* Stated goal:
Copy the data word for word, keeping every line.

* Data extracted from a collection:
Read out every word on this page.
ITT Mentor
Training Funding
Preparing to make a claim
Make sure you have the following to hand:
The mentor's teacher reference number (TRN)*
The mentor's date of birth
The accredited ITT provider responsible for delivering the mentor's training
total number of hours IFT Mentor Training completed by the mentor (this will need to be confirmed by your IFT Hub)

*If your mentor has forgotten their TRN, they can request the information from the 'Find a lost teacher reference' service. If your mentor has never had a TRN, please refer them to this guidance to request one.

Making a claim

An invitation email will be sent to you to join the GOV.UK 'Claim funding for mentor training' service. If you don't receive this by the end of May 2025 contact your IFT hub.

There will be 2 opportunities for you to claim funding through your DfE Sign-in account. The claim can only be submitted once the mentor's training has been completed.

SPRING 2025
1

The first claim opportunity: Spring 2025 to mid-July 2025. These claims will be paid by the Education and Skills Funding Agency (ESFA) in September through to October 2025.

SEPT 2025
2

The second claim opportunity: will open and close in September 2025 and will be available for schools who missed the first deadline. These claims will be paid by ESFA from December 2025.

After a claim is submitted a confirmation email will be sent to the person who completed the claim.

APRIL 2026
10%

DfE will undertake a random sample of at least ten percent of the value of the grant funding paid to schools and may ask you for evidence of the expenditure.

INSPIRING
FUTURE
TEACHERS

* The solution:
Read out every word on this page.
ITT Mentor
Training Funding
Preparing to make a claim
Make sure you have the following to hand:
The mentor's teacher reference number (TRN)*
The mentor's date of birth
The accredited ITT provider responsible for delivering the mentor's training
total number of hours IFT Mentor Training completed by the mentor (this will need to be confirmed by your IFT Hub)

*If your mentor has forgotten their TRN, they can request the information from the 'Find a lost teacher reference' service. If your mentor has never had a TRN, please refer them to this guidance to request one.

Making a claim

An invitation email will be sent to you to join the GOV.UK 'Claim funding for mentor training' service. If you don't receive this by the end of May 2025 contact your IFT hub.

There will be 2 opportunities for you to claim funding through your DfE Sign-in account. The claim can only be submitted once the mentor's training has been completed.

SPRING 2025
1

The first claim opportunity: Spring 2025 to mid-July 2025. These claims will be paid by the Education and Skills Funding Agency (ESFA) in September through to October 2025.

SEPT 2025
2

The second claim opportunity: will open and close in September 2025 and will be available for schools who missed the first deadline. These claims will be paid by ESFA from December 2025.

After a claim is submitted a confirmation email will be sent to the person who completed the claim.

APRIL 2026
10%

DfE will undertake a random sample of at least ten percent of the value of the grant funding paid to schools and may ask you for evidence of the expenditure.

INSPIRING
FUTURE
TEACHERS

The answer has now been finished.